### TASK BRIEF
Copy each line in which the string "Omega" occurs.

### DATA LINES
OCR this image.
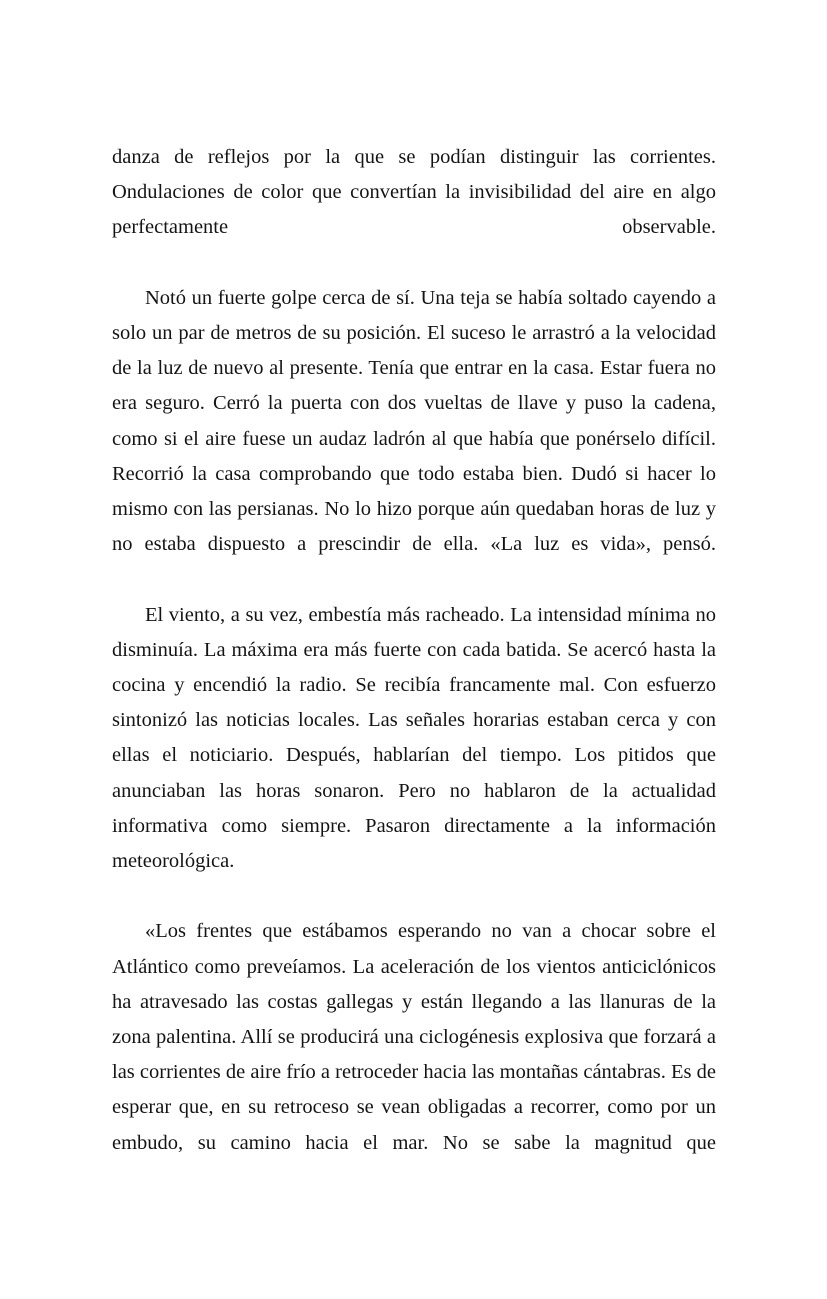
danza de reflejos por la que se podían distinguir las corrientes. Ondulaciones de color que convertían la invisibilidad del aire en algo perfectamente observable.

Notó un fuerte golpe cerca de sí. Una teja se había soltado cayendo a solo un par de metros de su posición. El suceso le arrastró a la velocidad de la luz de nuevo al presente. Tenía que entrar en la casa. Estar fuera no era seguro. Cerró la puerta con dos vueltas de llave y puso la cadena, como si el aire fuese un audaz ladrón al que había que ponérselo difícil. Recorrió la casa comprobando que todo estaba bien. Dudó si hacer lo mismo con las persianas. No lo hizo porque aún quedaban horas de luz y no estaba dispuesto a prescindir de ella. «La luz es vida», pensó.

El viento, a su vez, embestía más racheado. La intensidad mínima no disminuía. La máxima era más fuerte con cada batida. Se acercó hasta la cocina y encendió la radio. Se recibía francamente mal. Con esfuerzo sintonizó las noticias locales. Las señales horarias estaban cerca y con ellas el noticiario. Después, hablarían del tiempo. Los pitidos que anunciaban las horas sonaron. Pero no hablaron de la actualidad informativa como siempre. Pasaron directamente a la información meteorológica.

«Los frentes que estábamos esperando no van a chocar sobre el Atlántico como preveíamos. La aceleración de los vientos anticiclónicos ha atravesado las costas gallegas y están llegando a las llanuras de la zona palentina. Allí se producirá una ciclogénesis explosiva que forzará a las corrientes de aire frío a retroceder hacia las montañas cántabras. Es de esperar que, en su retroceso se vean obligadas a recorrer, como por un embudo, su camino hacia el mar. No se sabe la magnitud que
---
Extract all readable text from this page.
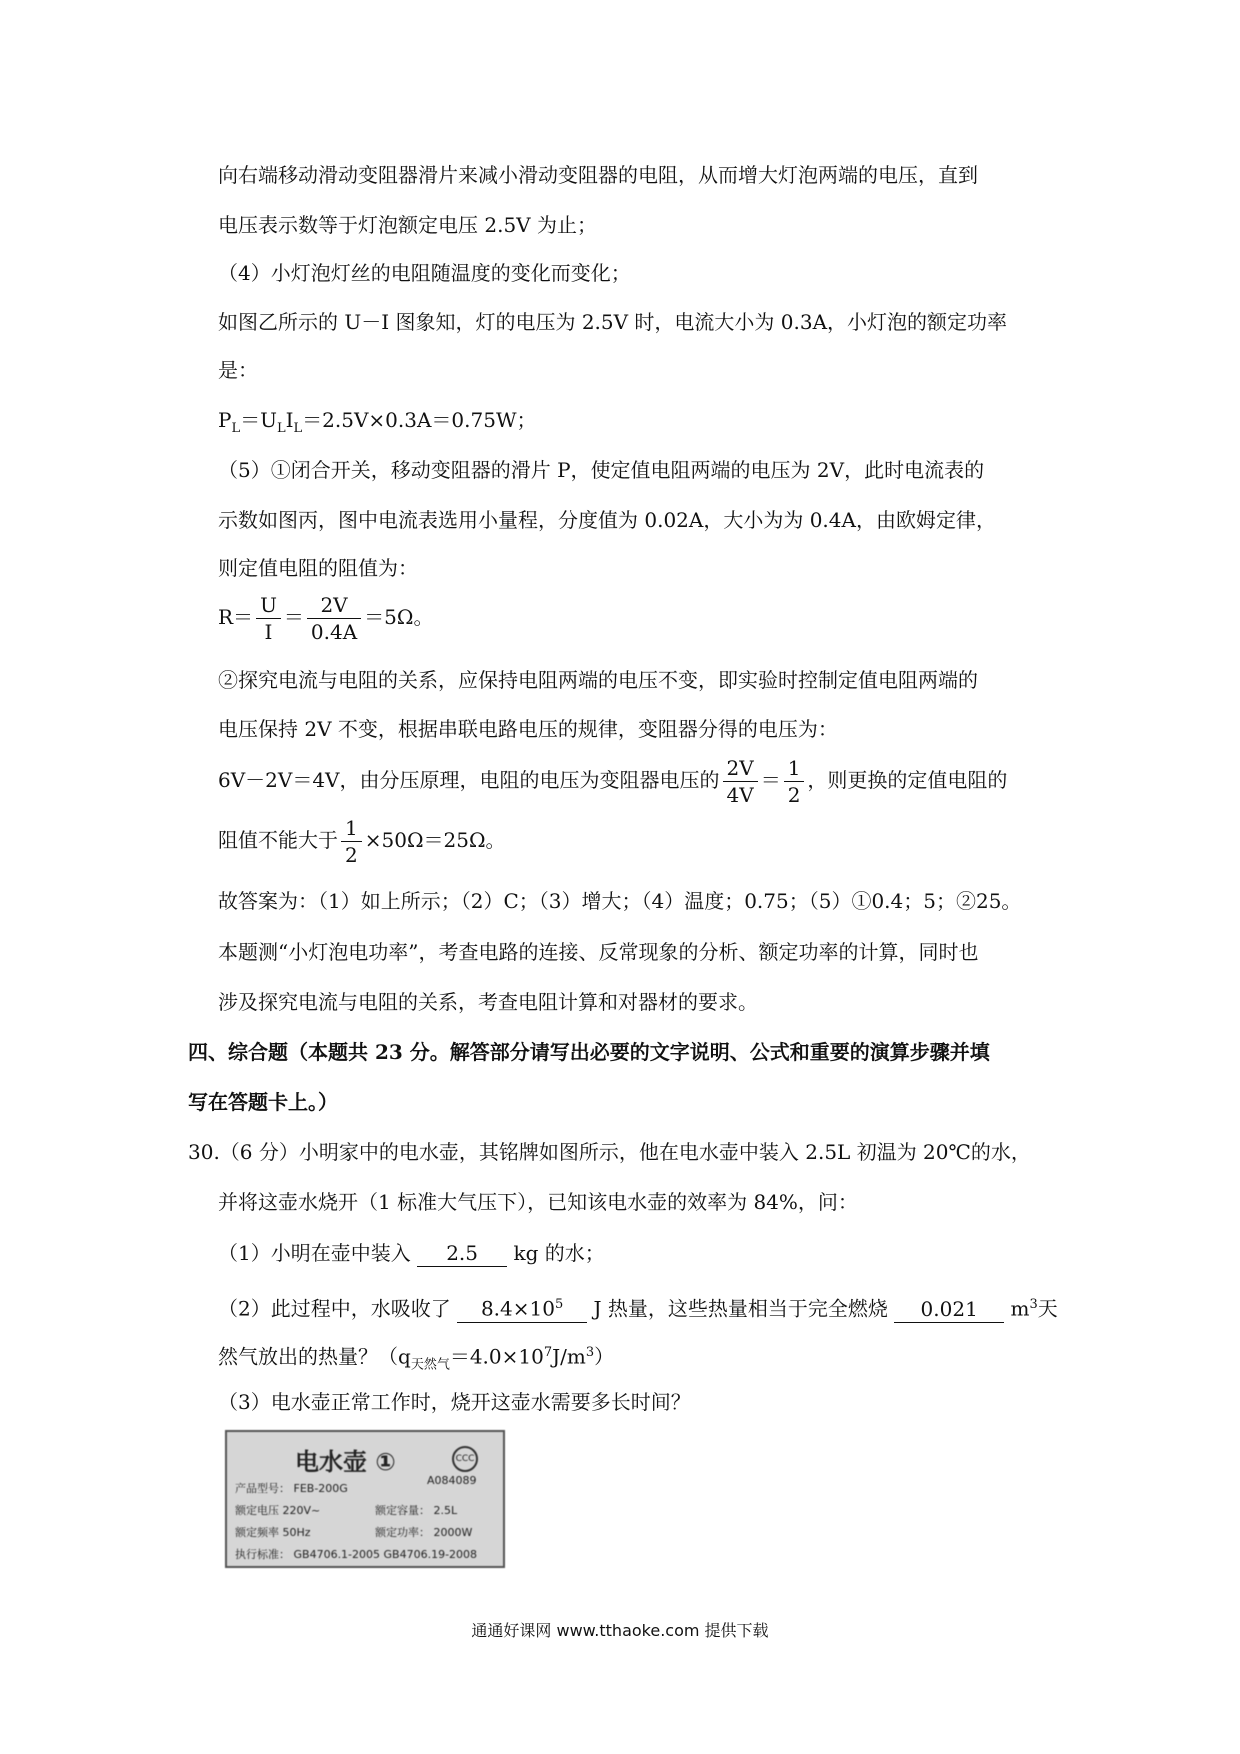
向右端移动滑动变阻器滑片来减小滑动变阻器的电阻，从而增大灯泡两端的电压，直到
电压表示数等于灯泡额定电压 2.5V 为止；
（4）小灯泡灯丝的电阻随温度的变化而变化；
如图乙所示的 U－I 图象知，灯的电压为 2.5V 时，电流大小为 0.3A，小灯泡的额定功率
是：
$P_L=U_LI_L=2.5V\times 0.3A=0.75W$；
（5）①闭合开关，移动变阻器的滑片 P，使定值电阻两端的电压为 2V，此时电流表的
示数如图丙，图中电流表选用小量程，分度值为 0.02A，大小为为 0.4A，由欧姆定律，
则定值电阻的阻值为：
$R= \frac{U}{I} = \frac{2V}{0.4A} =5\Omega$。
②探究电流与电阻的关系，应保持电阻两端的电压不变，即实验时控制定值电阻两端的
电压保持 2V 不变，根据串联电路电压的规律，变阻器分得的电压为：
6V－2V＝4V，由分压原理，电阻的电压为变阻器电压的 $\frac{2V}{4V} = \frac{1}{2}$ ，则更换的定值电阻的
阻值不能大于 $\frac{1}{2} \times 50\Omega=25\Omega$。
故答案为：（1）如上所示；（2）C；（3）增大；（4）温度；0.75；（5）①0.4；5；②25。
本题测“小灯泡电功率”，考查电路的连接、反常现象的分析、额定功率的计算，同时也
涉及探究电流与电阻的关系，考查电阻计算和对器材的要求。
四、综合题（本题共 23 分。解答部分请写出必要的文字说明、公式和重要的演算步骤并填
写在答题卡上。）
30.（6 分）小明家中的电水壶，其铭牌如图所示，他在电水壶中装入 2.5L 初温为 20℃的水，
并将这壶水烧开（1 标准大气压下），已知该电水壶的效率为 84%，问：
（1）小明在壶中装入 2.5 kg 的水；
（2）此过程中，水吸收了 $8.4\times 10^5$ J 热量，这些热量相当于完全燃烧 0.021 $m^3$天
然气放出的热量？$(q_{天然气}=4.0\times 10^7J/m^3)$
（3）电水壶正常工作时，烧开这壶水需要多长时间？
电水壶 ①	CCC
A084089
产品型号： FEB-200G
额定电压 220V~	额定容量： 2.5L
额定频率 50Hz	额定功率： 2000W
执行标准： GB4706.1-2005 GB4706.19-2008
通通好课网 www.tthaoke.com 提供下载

### THE COMPLETED TASK
$R= \frac{U}{I} = \frac{2V}{0.4A} =5\Omega$。
阻值不能大于 $\frac{1}{2} \times 50\Omega=25\Omega$。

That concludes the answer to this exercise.